Objective: Copy the records from the beginning through the line containing "lat-tick-label: 13.00°S bbox=[21, 302, 59, 423]", changing "Enumerate" to "List" and leaving everything else as it is.

::: Stored records

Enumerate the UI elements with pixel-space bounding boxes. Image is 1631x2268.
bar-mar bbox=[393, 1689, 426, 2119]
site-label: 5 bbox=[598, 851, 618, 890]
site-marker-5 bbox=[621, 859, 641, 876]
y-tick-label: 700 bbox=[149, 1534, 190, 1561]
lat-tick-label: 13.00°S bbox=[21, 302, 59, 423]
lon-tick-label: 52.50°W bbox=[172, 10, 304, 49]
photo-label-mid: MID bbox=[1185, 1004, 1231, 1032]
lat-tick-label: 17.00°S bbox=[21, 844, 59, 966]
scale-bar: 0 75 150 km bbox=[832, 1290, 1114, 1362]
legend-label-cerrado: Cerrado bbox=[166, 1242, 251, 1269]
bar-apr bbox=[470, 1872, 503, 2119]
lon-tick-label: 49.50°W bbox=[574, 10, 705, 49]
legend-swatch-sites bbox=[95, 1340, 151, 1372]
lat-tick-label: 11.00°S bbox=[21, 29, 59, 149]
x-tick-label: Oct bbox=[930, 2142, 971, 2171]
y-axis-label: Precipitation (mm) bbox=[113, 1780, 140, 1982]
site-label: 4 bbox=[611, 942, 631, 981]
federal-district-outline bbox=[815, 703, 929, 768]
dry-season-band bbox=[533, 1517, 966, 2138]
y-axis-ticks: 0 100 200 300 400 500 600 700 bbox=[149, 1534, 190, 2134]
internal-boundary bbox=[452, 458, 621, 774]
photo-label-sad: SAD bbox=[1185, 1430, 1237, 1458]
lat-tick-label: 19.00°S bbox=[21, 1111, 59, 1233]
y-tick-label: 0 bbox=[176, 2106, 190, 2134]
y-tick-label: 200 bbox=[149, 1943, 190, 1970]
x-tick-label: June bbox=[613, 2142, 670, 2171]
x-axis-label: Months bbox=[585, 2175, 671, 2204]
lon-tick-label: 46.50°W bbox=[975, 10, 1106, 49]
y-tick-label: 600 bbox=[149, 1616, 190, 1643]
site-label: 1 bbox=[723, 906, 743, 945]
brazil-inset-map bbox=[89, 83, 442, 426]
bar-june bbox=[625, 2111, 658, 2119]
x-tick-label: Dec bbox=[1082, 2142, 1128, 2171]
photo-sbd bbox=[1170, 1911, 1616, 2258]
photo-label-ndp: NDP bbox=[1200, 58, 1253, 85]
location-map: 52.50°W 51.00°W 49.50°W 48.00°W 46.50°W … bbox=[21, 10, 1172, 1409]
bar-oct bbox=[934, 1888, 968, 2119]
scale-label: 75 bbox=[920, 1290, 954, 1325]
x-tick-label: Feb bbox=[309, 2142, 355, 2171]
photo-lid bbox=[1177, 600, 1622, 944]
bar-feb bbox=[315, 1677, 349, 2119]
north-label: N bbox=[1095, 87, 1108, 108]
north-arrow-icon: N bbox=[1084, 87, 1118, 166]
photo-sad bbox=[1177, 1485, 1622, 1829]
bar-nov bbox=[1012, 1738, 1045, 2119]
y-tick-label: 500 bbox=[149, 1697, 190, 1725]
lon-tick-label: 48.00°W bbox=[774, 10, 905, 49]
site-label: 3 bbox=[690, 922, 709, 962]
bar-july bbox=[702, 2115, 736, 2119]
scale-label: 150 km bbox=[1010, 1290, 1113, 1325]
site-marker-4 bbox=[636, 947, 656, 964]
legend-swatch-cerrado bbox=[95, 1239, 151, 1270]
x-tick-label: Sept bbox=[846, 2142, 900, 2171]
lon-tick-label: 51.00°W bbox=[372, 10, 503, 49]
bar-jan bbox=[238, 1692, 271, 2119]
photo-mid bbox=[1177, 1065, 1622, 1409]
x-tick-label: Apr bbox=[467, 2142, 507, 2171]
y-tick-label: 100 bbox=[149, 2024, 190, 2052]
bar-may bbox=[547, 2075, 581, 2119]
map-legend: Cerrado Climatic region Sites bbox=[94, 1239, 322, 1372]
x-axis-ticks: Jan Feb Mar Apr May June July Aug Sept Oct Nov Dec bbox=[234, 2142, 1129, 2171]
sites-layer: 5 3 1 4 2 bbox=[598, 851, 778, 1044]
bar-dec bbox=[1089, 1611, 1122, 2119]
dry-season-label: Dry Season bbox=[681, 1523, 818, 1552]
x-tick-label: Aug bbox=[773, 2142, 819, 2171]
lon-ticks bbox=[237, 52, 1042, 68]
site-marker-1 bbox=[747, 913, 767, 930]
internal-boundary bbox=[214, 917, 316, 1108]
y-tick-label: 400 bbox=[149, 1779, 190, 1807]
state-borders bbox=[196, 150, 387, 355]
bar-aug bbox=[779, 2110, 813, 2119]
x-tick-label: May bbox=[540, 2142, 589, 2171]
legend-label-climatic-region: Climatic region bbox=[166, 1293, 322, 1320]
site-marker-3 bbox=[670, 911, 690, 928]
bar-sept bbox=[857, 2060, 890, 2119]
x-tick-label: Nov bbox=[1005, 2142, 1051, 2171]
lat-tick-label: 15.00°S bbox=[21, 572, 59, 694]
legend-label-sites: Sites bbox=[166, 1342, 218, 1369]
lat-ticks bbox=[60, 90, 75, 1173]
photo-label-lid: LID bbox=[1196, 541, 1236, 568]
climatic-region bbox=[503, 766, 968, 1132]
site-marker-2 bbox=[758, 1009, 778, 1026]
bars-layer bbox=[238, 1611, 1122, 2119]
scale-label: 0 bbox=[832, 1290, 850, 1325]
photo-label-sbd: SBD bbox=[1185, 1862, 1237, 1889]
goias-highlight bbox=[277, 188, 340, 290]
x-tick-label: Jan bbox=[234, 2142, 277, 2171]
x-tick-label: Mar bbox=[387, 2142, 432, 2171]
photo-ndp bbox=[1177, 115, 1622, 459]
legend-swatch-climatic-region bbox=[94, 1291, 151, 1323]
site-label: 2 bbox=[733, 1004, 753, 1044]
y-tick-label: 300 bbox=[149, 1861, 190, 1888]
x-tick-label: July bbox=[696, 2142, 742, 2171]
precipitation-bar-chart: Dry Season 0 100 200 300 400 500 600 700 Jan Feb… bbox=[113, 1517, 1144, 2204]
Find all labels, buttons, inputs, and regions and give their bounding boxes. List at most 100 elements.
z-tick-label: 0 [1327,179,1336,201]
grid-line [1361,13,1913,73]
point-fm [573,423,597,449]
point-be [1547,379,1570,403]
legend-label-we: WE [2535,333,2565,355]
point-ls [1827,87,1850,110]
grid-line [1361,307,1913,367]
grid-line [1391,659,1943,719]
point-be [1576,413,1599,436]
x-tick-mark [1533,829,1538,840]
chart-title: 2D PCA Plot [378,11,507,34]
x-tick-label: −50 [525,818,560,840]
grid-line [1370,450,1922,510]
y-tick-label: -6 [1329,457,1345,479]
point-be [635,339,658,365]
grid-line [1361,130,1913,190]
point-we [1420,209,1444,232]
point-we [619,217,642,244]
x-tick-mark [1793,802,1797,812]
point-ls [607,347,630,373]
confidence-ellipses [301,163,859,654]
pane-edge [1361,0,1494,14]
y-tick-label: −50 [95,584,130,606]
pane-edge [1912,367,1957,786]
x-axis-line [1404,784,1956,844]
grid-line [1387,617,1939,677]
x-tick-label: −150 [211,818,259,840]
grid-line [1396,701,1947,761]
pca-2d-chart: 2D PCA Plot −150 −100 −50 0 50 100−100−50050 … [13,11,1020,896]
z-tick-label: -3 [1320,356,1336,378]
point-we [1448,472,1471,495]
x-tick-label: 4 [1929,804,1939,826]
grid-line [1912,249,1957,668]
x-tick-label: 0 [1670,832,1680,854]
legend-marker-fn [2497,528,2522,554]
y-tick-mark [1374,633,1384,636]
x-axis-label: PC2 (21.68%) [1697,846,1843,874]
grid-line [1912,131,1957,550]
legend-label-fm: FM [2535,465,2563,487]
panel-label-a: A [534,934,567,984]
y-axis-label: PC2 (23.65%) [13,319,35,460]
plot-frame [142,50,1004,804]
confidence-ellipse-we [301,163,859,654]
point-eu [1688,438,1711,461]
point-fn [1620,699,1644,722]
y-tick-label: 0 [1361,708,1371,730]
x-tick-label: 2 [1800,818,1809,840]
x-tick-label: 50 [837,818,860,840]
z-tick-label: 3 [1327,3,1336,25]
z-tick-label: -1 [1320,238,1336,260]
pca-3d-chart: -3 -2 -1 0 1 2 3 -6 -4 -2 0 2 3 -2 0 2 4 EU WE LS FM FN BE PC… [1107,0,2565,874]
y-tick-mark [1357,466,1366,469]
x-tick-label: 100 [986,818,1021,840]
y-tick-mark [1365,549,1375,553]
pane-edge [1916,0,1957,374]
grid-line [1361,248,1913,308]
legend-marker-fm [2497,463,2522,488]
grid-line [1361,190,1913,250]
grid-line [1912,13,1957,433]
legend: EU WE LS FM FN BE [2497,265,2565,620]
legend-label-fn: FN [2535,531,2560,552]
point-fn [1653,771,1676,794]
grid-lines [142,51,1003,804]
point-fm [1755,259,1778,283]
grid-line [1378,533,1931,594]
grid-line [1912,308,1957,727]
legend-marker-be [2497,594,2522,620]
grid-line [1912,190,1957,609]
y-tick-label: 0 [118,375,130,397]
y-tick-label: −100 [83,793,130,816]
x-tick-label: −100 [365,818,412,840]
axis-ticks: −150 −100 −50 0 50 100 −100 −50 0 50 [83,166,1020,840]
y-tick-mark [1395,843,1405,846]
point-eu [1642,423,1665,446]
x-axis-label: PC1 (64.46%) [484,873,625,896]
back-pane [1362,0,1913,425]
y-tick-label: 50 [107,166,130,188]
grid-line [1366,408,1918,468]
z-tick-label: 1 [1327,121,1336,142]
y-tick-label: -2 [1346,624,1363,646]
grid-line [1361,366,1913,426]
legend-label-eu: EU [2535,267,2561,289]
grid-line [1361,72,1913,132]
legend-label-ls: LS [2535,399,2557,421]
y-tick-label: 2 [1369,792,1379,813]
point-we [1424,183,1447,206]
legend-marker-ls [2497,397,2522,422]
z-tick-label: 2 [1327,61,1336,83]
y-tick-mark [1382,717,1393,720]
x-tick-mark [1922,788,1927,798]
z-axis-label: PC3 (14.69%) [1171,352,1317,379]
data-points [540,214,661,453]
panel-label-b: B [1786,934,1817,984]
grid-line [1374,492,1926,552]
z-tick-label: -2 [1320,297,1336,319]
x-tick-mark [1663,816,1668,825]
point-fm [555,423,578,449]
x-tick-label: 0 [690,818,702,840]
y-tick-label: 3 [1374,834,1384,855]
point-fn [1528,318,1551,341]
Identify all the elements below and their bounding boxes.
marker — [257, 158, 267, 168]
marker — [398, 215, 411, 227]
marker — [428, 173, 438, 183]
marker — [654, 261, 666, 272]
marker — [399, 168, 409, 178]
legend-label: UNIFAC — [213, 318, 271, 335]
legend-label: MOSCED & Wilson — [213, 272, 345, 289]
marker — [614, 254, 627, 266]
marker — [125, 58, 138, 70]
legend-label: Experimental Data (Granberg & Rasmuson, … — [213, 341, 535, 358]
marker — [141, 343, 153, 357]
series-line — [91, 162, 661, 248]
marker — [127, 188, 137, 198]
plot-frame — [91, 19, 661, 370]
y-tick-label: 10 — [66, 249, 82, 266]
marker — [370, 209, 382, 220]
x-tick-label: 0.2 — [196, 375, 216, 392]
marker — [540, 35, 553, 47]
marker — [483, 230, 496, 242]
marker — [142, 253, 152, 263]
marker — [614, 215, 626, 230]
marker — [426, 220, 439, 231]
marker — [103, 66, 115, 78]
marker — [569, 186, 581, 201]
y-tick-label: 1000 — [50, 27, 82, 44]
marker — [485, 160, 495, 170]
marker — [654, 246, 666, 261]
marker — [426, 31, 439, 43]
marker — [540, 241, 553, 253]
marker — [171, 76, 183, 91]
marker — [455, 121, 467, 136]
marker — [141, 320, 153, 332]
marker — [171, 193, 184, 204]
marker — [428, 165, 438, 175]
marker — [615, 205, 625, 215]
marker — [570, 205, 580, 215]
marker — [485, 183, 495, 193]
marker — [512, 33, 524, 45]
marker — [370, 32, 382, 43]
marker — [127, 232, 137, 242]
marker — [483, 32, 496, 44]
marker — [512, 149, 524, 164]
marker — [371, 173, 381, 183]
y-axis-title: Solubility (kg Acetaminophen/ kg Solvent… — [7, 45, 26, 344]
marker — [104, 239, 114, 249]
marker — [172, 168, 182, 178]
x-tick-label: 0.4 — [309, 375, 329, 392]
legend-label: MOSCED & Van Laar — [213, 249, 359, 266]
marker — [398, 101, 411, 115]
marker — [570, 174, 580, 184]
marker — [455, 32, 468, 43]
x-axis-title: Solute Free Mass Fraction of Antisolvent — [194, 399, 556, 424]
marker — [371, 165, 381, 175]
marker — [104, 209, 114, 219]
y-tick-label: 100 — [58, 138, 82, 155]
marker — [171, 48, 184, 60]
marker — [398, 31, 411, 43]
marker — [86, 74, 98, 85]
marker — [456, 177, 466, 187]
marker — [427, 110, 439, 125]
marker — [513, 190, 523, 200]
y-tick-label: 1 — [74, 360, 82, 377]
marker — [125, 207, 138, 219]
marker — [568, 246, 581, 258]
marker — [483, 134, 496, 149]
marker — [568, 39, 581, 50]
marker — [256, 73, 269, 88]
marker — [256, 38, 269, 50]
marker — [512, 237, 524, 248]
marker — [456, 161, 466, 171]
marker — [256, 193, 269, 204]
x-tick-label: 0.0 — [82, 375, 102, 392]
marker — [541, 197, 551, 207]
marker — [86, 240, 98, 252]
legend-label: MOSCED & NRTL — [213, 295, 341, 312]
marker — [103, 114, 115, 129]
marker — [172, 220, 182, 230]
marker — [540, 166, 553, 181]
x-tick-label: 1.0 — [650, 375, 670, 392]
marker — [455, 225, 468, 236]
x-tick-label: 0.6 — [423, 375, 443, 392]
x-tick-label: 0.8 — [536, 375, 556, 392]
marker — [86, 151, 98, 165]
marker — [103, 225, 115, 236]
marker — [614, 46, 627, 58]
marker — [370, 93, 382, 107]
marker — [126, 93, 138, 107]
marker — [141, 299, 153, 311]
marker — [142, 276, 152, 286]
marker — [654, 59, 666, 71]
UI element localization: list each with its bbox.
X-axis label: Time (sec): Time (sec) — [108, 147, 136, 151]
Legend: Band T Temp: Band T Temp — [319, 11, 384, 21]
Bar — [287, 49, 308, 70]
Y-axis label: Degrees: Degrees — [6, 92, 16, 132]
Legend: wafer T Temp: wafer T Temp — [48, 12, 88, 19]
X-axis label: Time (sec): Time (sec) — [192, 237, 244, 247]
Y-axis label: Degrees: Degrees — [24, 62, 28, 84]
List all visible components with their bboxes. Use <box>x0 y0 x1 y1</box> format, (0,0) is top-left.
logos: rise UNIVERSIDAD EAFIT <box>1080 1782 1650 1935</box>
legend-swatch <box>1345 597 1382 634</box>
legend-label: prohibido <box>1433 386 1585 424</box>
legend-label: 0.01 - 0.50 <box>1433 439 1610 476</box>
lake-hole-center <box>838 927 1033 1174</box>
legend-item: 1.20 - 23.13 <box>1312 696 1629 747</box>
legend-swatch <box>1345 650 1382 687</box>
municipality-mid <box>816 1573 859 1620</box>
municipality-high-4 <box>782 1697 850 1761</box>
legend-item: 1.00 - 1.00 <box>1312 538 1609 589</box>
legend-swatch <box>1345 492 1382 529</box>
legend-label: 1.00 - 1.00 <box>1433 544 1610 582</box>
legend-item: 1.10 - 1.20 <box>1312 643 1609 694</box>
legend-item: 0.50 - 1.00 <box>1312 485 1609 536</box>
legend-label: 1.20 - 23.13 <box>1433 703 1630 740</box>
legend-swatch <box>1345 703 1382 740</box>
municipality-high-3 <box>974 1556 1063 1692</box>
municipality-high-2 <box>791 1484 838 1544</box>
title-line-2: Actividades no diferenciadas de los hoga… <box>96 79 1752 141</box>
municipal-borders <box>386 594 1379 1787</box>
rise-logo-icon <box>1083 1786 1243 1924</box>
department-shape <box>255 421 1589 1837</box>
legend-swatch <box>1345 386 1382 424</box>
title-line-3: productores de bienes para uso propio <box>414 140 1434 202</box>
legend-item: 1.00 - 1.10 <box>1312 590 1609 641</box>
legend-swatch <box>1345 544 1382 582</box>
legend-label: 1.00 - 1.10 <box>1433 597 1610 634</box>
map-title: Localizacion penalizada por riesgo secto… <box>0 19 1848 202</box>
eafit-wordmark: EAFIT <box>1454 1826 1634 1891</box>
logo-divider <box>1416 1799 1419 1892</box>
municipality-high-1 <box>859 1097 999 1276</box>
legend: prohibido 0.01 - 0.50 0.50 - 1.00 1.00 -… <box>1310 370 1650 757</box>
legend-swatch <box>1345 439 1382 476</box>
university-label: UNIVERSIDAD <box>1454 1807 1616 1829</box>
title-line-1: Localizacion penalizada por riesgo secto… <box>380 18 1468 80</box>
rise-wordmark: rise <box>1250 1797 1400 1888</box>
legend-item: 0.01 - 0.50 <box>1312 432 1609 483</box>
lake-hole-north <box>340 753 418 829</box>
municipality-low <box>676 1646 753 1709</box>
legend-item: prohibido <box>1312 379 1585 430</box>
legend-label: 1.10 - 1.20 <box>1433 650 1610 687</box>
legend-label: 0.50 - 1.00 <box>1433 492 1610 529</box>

::::::

Solution:
List the UI elements with pixel-space bounding boxes. Image is 1631x2268.
bar-mar bbox=[393, 1689, 426, 2119]
site-label: 5 bbox=[598, 851, 618, 890]
site-marker-5 bbox=[621, 859, 641, 876]
y-tick-label: 700 bbox=[149, 1534, 190, 1561]
lat-tick-label: 13.00°S bbox=[21, 302, 59, 423]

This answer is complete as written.